:: Текст
Итак, по нашему убеждению, уже в «Острове» центральная для христианства идея греха и покаяния подвергается последовательному развенчанию. Вся православно-церковная атрибутика, присутствующая в фильме (юродство с его характерными приемами, прозорливость, борьба с бесом, чудотворения и т.д.) призвана, как представляется, лишь как-то замаскировать этот главный момент.
ЛОБОВАЯ АТАКА НА ХРИСТИАНСТВО В «ЦАРЕ»
Что же нового на эту свою главную тему сказал режиссер в новом фильме? Здесь центральным моментом является, без сомнения, беседа царя с митрополитом Филиппом о вине людей. Царь говорит, что он «верует в Страшный суд», на котором Бог будет судить людей за их грехи, «вины», а его, царя - за то, насколько хорошо он соблюдал свою державу, охраняя ее от этих «вин». (Передаю по памяти, и, конечно, не с абсолютной точностью, но за общий смысл ручаюсь). Таким образом, основа авторской концепции, на которую почему-то не обращают внимания критики, лежит буквально на поверхности. Возможная политическая вина людей (подданных) перед царем и государством, которой ведь вполне может и не быть, в художественной концепции фильма смешивается с «виной», так сказать, онтологической, метафизической. «Как это они невиновны, - вопрошает Иван, - люди все виновны, ибо они все грешники, начиная с Адама». В этом смешении чисто религиозного, метафизического и политического планов и заключается по мысли режиссера, «учение» Ивана Грозного, и именно оно, по мнению его единомышленников, и выражает в полной мере суть того, что либералы называют «историческим христианством» «константиновского периода». Итак, все люди виновны по рождению, а царь «Богом поставлен» для того, чтобы пасти их «жезлом железным», оберегать от заведомо виновных людей свою «державу», государство, которое есть «образ Небесного Иерусалима» (ср. дворец царя в фильме). Не с историческим Иоанном IV борется режиссер, а с ложным учением о человеке и власти, которое, по его мнению, есть не только учение Грозного царя (с адекватностью трактовки Лунгиным этого последнего также существуют немалые проблемы), но достояние Православия вообще! Если не принять во внимание этот ключевой момент, тогда абсолютно непонятно, почему воеводы, ставшие жертвой политической интриги, заведомо оклеветанные, единодушно признают свою несуществующую «вину» перед государем (который обвиняет их в мифическом «заговоре»), оговаривают себя, причем подчеркивается, что это происходит отнюдь не под пытками! Настоящие православные - как же они могут отрицать свою вину, если воспитаны, несчастные, в той же логике, что и царь: «все люди - грешники»?! «Византийско-московское православие» со всей его рабской метафизикой - немыслимо без бессмысленно-жестокой и абсолютно бесчеловечной царской тирании - вот простая, как мычание, столь любимая либералами идея, которая осиновым колом вбивается здесь в сознание зрителя.
::::
:: Исходные данные
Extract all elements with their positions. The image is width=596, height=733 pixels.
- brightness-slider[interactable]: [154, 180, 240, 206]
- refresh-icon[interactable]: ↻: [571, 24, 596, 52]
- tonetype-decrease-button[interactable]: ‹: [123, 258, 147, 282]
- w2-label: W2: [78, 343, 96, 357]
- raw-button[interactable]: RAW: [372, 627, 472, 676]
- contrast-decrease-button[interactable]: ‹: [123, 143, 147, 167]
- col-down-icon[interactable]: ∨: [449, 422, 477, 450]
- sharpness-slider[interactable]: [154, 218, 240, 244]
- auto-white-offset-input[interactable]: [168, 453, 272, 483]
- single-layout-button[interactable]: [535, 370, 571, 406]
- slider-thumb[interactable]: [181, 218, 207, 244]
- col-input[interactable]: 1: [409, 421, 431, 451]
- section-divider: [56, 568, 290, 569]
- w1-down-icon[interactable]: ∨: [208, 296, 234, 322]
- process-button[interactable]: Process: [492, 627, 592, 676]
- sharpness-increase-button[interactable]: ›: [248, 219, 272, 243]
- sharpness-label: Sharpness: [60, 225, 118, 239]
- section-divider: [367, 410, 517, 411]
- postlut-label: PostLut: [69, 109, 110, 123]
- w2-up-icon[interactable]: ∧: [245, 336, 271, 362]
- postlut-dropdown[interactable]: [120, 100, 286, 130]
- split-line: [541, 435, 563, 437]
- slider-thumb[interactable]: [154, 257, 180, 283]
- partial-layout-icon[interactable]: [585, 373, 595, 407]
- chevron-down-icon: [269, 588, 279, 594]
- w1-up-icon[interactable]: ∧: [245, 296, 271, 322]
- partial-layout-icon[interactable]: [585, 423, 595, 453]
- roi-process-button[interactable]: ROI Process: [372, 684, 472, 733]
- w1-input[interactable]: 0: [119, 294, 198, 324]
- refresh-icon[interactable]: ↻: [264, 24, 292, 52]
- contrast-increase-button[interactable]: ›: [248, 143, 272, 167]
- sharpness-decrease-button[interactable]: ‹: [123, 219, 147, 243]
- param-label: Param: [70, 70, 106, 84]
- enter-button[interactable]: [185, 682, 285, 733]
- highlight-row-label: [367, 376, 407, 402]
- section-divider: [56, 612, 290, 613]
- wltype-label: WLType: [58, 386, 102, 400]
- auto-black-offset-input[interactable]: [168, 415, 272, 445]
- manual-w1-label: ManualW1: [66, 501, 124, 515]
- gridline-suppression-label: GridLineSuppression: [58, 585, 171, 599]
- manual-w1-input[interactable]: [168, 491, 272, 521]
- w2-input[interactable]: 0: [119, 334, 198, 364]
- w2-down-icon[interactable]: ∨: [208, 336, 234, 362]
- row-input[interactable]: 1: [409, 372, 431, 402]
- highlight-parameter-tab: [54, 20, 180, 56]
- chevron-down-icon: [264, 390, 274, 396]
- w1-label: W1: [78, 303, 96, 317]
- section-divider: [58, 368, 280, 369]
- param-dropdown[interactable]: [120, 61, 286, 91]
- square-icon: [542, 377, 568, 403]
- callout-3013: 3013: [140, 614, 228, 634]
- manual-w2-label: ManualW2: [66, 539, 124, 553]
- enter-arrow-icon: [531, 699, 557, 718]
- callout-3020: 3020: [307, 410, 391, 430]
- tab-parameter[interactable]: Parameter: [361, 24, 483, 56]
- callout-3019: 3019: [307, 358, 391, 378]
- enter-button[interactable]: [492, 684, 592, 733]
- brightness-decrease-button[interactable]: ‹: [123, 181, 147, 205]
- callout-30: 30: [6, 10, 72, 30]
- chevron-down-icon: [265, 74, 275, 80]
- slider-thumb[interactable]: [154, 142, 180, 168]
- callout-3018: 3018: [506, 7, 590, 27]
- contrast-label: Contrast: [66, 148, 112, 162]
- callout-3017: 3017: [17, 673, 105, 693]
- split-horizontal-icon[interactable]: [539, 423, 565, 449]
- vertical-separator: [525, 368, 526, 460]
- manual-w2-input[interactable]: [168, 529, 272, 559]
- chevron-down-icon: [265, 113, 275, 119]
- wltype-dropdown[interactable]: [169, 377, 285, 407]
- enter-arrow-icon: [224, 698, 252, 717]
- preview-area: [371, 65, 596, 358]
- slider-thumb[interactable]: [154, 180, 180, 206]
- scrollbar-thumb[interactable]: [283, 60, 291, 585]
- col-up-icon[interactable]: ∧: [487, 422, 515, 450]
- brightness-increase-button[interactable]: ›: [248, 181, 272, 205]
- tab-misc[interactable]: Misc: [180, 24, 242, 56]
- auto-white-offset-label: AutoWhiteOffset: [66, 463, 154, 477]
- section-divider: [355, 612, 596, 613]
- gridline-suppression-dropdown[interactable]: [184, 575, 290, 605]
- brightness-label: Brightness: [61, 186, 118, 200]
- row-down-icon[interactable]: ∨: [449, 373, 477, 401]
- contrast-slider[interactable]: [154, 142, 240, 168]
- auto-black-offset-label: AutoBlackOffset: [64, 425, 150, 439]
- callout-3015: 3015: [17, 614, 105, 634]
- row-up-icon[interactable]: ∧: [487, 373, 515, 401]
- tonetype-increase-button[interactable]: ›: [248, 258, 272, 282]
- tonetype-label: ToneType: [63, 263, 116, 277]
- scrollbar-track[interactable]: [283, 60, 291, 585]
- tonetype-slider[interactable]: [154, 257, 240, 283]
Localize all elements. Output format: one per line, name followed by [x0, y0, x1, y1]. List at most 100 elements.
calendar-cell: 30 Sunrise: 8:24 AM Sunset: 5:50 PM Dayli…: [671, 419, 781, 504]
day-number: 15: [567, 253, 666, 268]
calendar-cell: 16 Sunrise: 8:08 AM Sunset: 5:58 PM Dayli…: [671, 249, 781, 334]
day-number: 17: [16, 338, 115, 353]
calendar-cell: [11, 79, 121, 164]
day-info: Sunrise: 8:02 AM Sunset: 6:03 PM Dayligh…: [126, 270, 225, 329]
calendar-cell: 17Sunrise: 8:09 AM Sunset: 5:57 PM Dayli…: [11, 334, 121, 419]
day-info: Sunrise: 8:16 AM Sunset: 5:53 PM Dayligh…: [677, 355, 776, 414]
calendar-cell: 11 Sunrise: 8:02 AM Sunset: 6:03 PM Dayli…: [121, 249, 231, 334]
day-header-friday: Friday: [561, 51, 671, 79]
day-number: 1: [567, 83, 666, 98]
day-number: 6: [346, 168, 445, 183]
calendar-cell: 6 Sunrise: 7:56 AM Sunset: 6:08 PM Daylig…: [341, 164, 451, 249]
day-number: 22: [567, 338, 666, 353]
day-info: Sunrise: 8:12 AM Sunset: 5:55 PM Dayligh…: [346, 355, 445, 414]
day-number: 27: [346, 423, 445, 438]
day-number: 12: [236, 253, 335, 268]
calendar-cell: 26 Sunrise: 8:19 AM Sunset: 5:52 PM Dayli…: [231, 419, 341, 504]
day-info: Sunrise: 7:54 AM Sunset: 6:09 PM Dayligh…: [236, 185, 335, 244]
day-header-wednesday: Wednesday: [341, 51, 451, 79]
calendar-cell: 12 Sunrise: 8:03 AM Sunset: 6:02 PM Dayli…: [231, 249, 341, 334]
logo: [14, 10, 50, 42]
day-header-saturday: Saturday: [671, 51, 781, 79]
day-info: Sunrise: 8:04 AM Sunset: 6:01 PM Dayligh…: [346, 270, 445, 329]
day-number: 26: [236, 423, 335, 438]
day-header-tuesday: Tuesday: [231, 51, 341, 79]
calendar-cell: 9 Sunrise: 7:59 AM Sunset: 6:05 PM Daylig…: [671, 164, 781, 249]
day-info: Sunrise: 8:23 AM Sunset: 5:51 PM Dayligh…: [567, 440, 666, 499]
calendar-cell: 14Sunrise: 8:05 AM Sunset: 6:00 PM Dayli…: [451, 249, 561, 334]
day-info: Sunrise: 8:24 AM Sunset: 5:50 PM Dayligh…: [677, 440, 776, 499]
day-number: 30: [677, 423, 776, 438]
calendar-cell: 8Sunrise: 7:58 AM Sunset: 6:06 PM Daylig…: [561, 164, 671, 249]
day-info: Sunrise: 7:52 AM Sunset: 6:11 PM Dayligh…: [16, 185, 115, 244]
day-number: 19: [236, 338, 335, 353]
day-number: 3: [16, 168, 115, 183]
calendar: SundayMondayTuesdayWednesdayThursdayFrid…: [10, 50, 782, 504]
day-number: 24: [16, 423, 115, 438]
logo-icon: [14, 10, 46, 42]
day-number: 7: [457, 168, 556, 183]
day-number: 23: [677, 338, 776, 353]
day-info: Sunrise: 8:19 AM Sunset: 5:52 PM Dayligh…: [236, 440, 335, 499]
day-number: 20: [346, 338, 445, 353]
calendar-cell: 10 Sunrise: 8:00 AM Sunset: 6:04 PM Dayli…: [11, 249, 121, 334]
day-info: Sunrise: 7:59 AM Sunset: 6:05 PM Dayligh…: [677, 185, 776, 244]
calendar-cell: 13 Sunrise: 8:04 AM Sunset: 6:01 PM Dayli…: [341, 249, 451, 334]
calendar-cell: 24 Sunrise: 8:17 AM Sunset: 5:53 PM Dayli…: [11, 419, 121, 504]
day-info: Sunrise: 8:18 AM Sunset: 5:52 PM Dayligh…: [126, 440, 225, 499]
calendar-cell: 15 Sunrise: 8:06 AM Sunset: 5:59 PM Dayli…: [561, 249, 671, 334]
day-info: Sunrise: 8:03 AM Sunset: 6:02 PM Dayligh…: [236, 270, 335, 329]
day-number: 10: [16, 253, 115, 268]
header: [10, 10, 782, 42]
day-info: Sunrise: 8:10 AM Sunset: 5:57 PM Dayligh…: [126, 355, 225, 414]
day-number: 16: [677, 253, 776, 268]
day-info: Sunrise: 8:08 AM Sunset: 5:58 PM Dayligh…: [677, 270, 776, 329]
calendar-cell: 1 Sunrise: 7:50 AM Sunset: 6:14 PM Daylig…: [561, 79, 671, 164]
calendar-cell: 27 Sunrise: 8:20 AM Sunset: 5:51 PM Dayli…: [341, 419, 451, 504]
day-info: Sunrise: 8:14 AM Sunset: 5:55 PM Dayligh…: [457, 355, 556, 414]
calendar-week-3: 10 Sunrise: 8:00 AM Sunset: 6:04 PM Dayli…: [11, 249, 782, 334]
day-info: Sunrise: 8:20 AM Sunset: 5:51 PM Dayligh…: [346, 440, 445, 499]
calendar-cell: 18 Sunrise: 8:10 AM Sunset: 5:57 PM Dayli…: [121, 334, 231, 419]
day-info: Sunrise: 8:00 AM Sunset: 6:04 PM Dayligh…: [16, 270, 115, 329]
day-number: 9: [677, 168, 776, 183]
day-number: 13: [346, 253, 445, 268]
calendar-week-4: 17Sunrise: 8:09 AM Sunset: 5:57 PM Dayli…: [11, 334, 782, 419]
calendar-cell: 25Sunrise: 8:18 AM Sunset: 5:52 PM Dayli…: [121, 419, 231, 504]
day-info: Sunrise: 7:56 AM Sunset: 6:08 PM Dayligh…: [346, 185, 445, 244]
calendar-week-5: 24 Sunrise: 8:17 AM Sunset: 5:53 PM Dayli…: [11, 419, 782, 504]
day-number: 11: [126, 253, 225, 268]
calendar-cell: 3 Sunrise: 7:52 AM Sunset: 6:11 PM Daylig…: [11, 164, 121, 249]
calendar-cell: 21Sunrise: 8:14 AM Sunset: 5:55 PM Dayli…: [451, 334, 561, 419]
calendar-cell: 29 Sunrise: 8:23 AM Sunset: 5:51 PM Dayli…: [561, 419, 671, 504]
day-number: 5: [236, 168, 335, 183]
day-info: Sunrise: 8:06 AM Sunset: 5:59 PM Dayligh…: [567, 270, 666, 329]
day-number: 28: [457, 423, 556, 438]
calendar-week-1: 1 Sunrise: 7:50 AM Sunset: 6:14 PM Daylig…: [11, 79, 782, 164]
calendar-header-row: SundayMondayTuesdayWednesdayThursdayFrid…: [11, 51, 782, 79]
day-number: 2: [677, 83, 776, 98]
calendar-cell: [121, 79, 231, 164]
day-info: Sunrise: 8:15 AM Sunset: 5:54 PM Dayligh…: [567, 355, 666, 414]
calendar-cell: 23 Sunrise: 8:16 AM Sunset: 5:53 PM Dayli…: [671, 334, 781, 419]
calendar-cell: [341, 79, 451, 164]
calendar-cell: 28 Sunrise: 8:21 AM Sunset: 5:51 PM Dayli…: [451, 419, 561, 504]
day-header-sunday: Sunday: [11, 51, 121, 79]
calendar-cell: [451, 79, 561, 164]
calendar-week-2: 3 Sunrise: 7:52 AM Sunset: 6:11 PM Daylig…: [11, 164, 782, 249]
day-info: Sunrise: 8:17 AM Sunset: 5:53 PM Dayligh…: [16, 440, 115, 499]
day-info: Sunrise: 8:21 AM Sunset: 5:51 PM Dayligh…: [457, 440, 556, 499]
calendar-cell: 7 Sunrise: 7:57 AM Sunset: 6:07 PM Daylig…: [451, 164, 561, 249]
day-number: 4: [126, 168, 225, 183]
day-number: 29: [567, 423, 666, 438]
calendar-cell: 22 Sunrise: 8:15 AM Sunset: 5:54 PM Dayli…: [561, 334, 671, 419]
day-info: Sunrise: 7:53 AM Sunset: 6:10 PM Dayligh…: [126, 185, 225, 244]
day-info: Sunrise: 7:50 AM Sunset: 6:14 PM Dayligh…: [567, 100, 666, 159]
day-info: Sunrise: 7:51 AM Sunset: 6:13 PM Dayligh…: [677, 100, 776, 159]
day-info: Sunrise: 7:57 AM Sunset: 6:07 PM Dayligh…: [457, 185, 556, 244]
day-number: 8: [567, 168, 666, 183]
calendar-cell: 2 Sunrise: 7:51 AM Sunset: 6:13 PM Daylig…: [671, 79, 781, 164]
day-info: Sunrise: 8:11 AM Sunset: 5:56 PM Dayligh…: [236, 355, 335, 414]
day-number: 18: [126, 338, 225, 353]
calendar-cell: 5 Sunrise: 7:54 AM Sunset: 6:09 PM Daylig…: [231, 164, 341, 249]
::::
● **Задание A**
С кем, по тексту о фильме «Царь», царь беседует о вине людей?
● **Задание B**
Напишите продолжение текста о фильме «Царь», начиная сразу после его последнего предложения.

● **Результат A**
С митрополитом Филиппом.

● **Результат B**
Митрополит Филипп в системе фильма - главный «оппонент» царя, но в чем же? Как трактует режиссер известный исторический конфликт? На чем основана «правота» Филиппа? Если принять «православное учение» (в трактовке Лунгина, разумеется, а не реальное), то выходит, что у Филиппа очень слабые позиции. В самом деле, «железобетонность» главного аргумента лунгинского Ивана, связанного с онтологической «виной» всех людей «от Адама», ведь в принципе неопровержима! Царь доказывает свою «правоту», так сказать, от противного: он предлагает Филиппу самому сесть на царский трон и вместо него судить людей. Как ни отказывается Филипп, а садиться приходится... И что же? Выясняется, что милосердным царем быть по определению невозможно: ведь обвиняемые сами, без всяких пыток, основываясь на вышеизложенной метафизике, признают, что они виновны! Таково само жизнеустроение... Верховному судье (который, в силу той же метафизики, мыслится здесь как представитель Самого Бога) остается лишь приложить печать - и приговор готов! По сути, даже неважно, кто приложит печать, убеждает митрополита Алексей Басманов, ведь (в логике фильма) Суд Божий им давно готов!
Филипп не может оспорить «вину» воевод, но суд выносить все же отказывается, бросает печать, будучи не в силах приговорить людей к смерти, поддаваясь «естественному» человеколюбию. Хорошо, говорит царь, тогда посмотрим, каков суд Божий. Обвиняемых выводят «на арену». Если дикий медведь не тронет их, тогда, значит, они невиновны. Ведь в древнеримском Колизее дикие звери поначалу не трогали христианских святых, которые избавились от греха! Медведь, естественно, успешно делает свое дело - убивает несчастных. Куда ж ему деться, зверь все-таки... Блаженная девочка обращает против дикого зверя икону Божией Матери, Которая не раз являлась и помогала ей. Но не тут-то было: медведь убивает и блаженную, что становится потрясением даже для самого царя. Филипп, окончательно возмущенный жестокостью царя, сам, к ужасу венценосного друга, выходит на арену и - свободно уходит!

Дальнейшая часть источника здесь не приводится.